- **Your goal**
Read the material below and tally how many lines hold the word "Effacer", giving the number and nothing else.

— BEGIN —

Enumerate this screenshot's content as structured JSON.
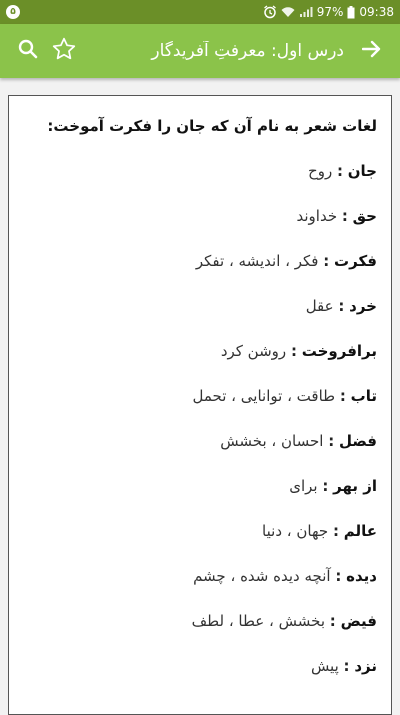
{
  "status_bar": {
    "notification_count": "۵",
    "battery": "97%",
    "time": "09:38"
  },
  "app_bar": {
    "title": "درس اول: معرفتِ آفریدگار",
    "accent_color": "#8bc34a"
  },
  "content": {
    "heading": "لغات شعر به نام آن که جان را فکرت آموخت:",
    "separator": ":",
    "items": [
      {
        "term": "جان",
        "meaning": "روح"
      },
      {
        "term": "حق",
        "meaning": "خداوند"
      },
      {
        "term": "فکرت",
        "meaning": "فکر ، اندیشه ، تفکر"
      },
      {
        "term": "خرد",
        "meaning": "عقل"
      },
      {
        "term": "برافروخت",
        "meaning": "روشن کرد"
      },
      {
        "term": "تاب",
        "meaning": "طاقت ، توانایی ، تحمل"
      },
      {
        "term": "فضل",
        "meaning": "احسان ، بخشش"
      },
      {
        "term": "از بهر",
        "meaning": "برای"
      },
      {
        "term": "عالم",
        "meaning": "جهان ، دنیا"
      },
      {
        "term": "دیده",
        "meaning": "آنچه دیده شده ، چشم"
      },
      {
        "term": "فیض",
        "meaning": "بخشش ، عطا ، لطف"
      },
      {
        "term": "نزد",
        "meaning": "پیش"
      }
    ]
  }
}
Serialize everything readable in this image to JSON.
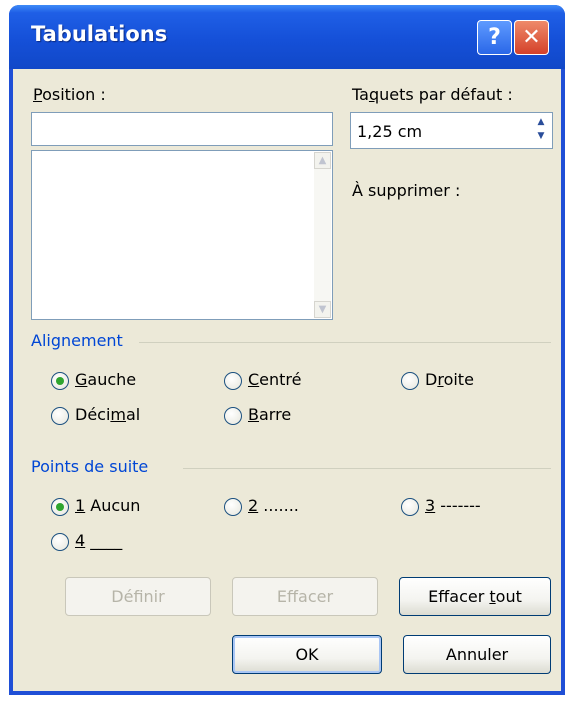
{
  "window": {
    "title": "Tabulations",
    "help_label": "?",
    "close_label": "✕"
  },
  "position": {
    "label_u": "P",
    "label_rest": "osition :",
    "value": ""
  },
  "default_stops": {
    "label_pre": "Ta",
    "label_u": "q",
    "label_rest": "uets par défaut :",
    "value": "1,25 cm"
  },
  "to_delete_label": "À supprimer :",
  "alignment": {
    "title": "Alignement",
    "options": [
      {
        "u": "G",
        "rest": "auche",
        "checked": true
      },
      {
        "u": "C",
        "rest": "entré",
        "checked": false
      },
      {
        "pre": "D",
        "u": "r",
        "rest": "oite",
        "checked": false
      },
      {
        "pre": "Déci",
        "u": "m",
        "rest": "al",
        "checked": false
      },
      {
        "u": "B",
        "rest": "arre",
        "checked": false
      }
    ]
  },
  "leaders": {
    "title": "Points de suite",
    "options": [
      {
        "u": "1",
        "rest": " Aucun",
        "checked": true
      },
      {
        "u": "2",
        "rest": " .......",
        "checked": false
      },
      {
        "u": "3",
        "rest": " -------",
        "checked": false
      },
      {
        "u": "4",
        "rest": " ____",
        "checked": false
      }
    ]
  },
  "buttons": {
    "define": "Définir",
    "clear": "Effacer",
    "clear_all_pre": "Effacer ",
    "clear_all_u": "t",
    "clear_all_rest": "out",
    "ok": "OK",
    "cancel": "Annuler"
  }
}
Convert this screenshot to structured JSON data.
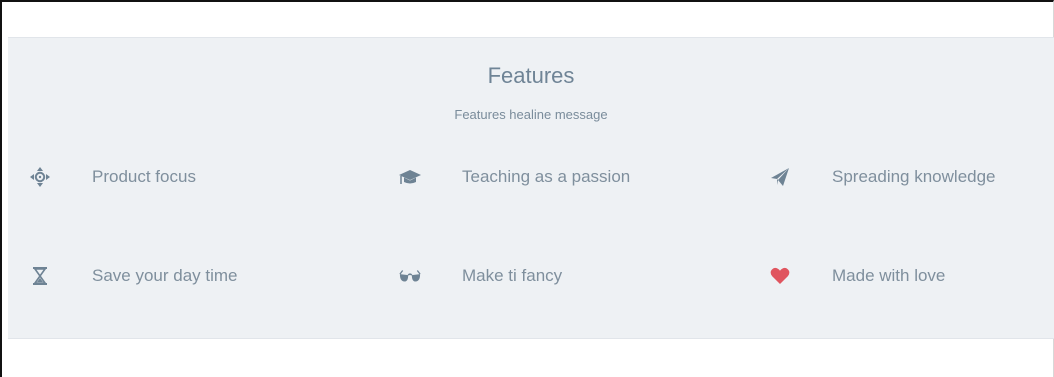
{
  "section": {
    "title": "Features",
    "subtitle": "Features healine message"
  },
  "colors": {
    "background": "#eef1f4",
    "heading": "#6f8496",
    "text": "#7f8f9d",
    "icon": "#6e8394",
    "heart": "#e0555f"
  },
  "features": [
    {
      "icon": "crosshair-move-icon",
      "label": "Product focus"
    },
    {
      "icon": "graduation-cap-icon",
      "label": "Teaching as a passion"
    },
    {
      "icon": "paper-plane-icon",
      "label": "Spreading knowledge"
    },
    {
      "icon": "hourglass-icon",
      "label": "Save your day time"
    },
    {
      "icon": "sunglasses-icon",
      "label": "Make ti fancy"
    },
    {
      "icon": "heart-icon",
      "label": "Made with love"
    }
  ]
}
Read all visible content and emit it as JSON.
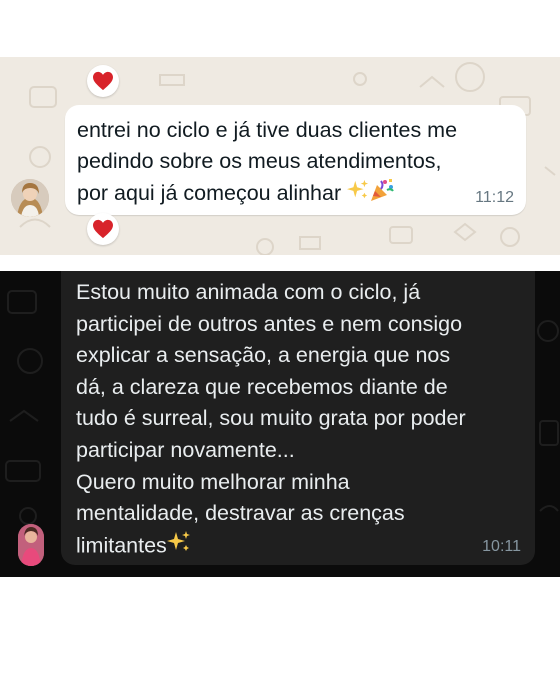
{
  "light_chat": {
    "message": "entrei no ciclo e já tive duas clientes me\npedindo sobre os meus atendimentos,\npor aqui já começou alinhar",
    "emojis": [
      "sparkles-icon",
      "party-popper-icon"
    ],
    "time": "11:12",
    "reactions": [
      "heart-icon",
      "heart-icon"
    ],
    "background": "#efeae2",
    "bubble_color": "#ffffff"
  },
  "dark_chat": {
    "message": "Estou muito animada com o ciclo, já\nparticipei de outros antes e nem consigo\nexplicar a sensação, a energia que nos\ndá, a clareza que recebemos diante de\ntudo é surreal, sou muito grata por poder\nparticipar novamente...\nQuero muito melhorar minha\nmentalidade, destravar as crenças\nlimitantes",
    "emoji": "sparkles-icon",
    "time": "10:11",
    "background": "#0b0b0b",
    "bubble_color": "#1f1f1f"
  }
}
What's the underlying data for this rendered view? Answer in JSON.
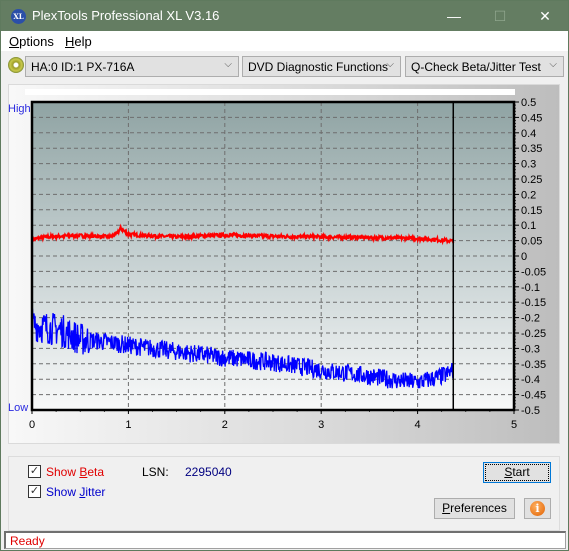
{
  "window": {
    "title": "PlexTools Professional XL V3.16",
    "app_icon": "XL",
    "minimize_icon": "—",
    "maximize_icon": "☐",
    "close_icon": "✕"
  },
  "menu": {
    "items": [
      {
        "label": "Options",
        "mnemonic": "O",
        "rest": "ptions"
      },
      {
        "label": "Help",
        "mnemonic": "H",
        "rest": "elp"
      }
    ]
  },
  "toolbar": {
    "drive_select": "HA:0 ID:1  PX-716A",
    "function_select": "DVD Diagnostic Functions",
    "test_select": "Q-Check Beta/Jitter Test",
    "chevron": "⌵"
  },
  "chart_data": {
    "type": "line",
    "title": "",
    "xlabel": "",
    "ylabel": "",
    "xlim": [
      0,
      5
    ],
    "ylim": [
      -0.5,
      0.5
    ],
    "x_ticks": [
      "0",
      "1",
      "2",
      "3",
      "4",
      "5"
    ],
    "y_ticks_right": [
      "0.5",
      "0.45",
      "0.4",
      "0.35",
      "0.3",
      "0.25",
      "0.2",
      "0.15",
      "0.1",
      "0.05",
      "0",
      "-0.05",
      "-0.1",
      "-0.15",
      "-0.2",
      "-0.25",
      "-0.3",
      "-0.35",
      "-0.4",
      "-0.45",
      "-0.5"
    ],
    "y_left_labels": {
      "top": "High",
      "bottom": "Low"
    },
    "grid": true,
    "end_marker_x": 4.37,
    "series": [
      {
        "name": "Beta",
        "color": "#ff0000",
        "noise": 0.006,
        "x": [
          0,
          0.1,
          0.2,
          0.4,
          0.6,
          0.8,
          0.88,
          0.92,
          1.0,
          1.2,
          1.5,
          2.0,
          2.5,
          3.0,
          3.5,
          4.0,
          4.2,
          4.37
        ],
        "y": [
          0.053,
          0.06,
          0.063,
          0.066,
          0.065,
          0.062,
          0.072,
          0.09,
          0.07,
          0.066,
          0.062,
          0.068,
          0.064,
          0.062,
          0.06,
          0.057,
          0.053,
          0.048
        ]
      },
      {
        "name": "Jitter",
        "color": "#0000ff",
        "noise": 0.03,
        "x": [
          0,
          0.1,
          0.3,
          0.5,
          0.8,
          1.0,
          1.5,
          2.0,
          2.5,
          3.0,
          3.5,
          3.8,
          4.0,
          4.2,
          4.3,
          4.37
        ],
        "y": [
          -0.22,
          -0.23,
          -0.24,
          -0.27,
          -0.28,
          -0.29,
          -0.31,
          -0.33,
          -0.345,
          -0.37,
          -0.39,
          -0.405,
          -0.41,
          -0.395,
          -0.385,
          -0.37
        ]
      }
    ]
  },
  "controls": {
    "show_beta": {
      "label_pre": "Show ",
      "mnemonic": "B",
      "label_post": "eta",
      "checked": true,
      "color": "#e00000"
    },
    "show_jitter": {
      "label_pre": "Show ",
      "mnemonic": "J",
      "label_post": "itter",
      "checked": true,
      "color": "#0000cc"
    },
    "lsn_label": "LSN:",
    "lsn_value": "2295040",
    "start_button": {
      "mnemonic": "S",
      "rest": "tart"
    },
    "preferences_button": {
      "mnemonic": "P",
      "rest": "references"
    },
    "info_icon": "i"
  },
  "status": {
    "text": "Ready"
  }
}
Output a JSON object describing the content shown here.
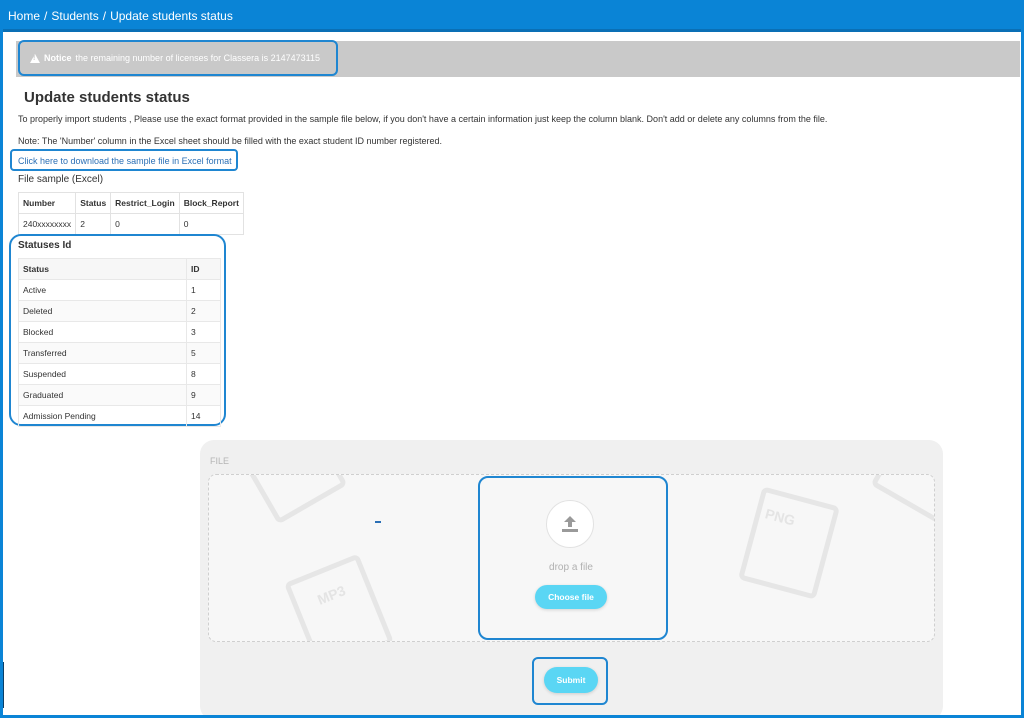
{
  "breadcrumb": {
    "home": "Home",
    "separator": "/",
    "students": "Students",
    "current": "Update students status"
  },
  "notice": {
    "label": "Notice",
    "text": "the remaining number of licenses for Classera is 2147473115"
  },
  "page": {
    "title": "Update students status",
    "instructions": "To properly import students , Please use the exact format provided in the sample file below, if you don't have a certain information just keep the column blank. Don't add or delete any columns from the file.",
    "note": "Note: The 'Number' column in the Excel sheet should be filled with the exact student ID number registered.",
    "download_link": "Click here to download the sample file in Excel format"
  },
  "sample": {
    "heading": "File sample (Excel)",
    "columns": [
      "Number",
      "Status",
      "Restrict_Login",
      "Block_Report"
    ],
    "rows": [
      [
        "240xxxxxxxx",
        "2",
        "0",
        "0"
      ]
    ]
  },
  "statuses": {
    "heading": "Statuses Id",
    "columns": [
      "Status",
      "ID"
    ],
    "rows": [
      [
        "Active",
        "1"
      ],
      [
        "Deleted",
        "2"
      ],
      [
        "Blocked",
        "3"
      ],
      [
        "Transferred",
        "5"
      ],
      [
        "Suspended",
        "8"
      ],
      [
        "Graduated",
        "9"
      ],
      [
        "Admission Pending",
        "14"
      ]
    ]
  },
  "upload": {
    "label": "FILE",
    "drop_text": "drop a file",
    "choose_button": "Choose file",
    "submit_button": "Submit",
    "bg_icons": [
      "MP3",
      "PNG"
    ]
  },
  "colors": {
    "topbar": "#0a84d6",
    "highlight": "#1f86d1",
    "button": "#5ad6f4",
    "notice_bg": "#c9c9c9"
  }
}
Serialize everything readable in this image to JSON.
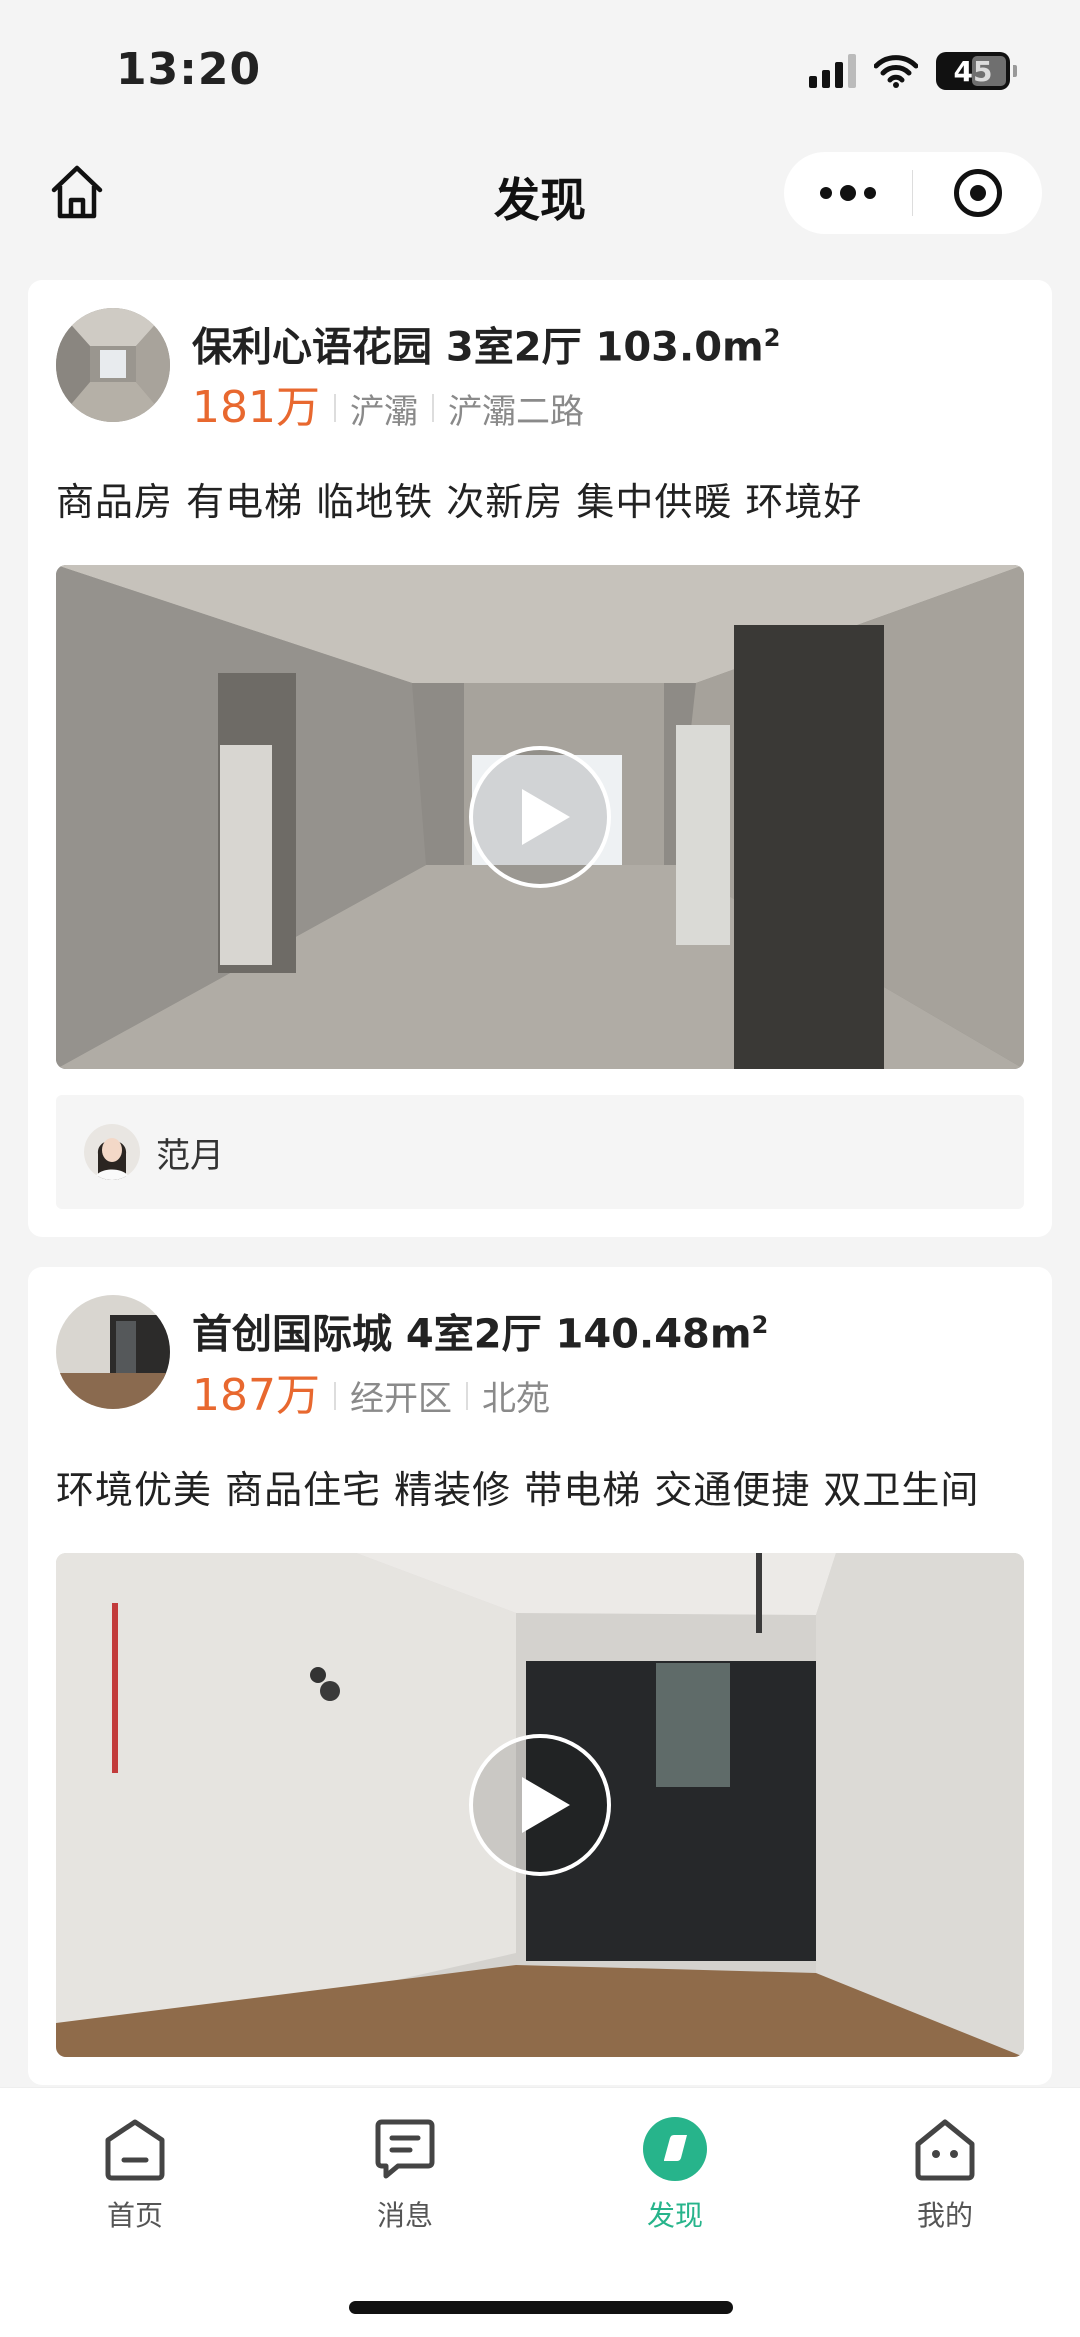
{
  "status_bar": {
    "time": "13:20",
    "battery": "45"
  },
  "nav": {
    "title": "发现"
  },
  "listings": [
    {
      "title": "保利心语花园 3室2厅 103.0m",
      "sup": "2",
      "price": "181万",
      "district": "浐灞",
      "street": "浐灞二路",
      "tags": "商品房 有电梯 临地铁 次新房 集中供暖 环境好",
      "agent": "范月"
    },
    {
      "title": "首创国际城 4室2厅 140.48m",
      "sup": "2",
      "price": "187万",
      "district": "经开区",
      "street": "北苑",
      "tags": "环境优美 商品住宅 精装修 带电梯 交通便捷 双卫生间"
    }
  ],
  "tabbar": [
    {
      "label": "首页",
      "icon": "home-tab-icon"
    },
    {
      "label": "消息",
      "icon": "message-icon"
    },
    {
      "label": "发现",
      "icon": "discover-icon",
      "active": true
    },
    {
      "label": "我的",
      "icon": "profile-icon"
    }
  ],
  "colors": {
    "price": "#e8682f",
    "accent": "#27b48b"
  }
}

— END —

- **Final result**
2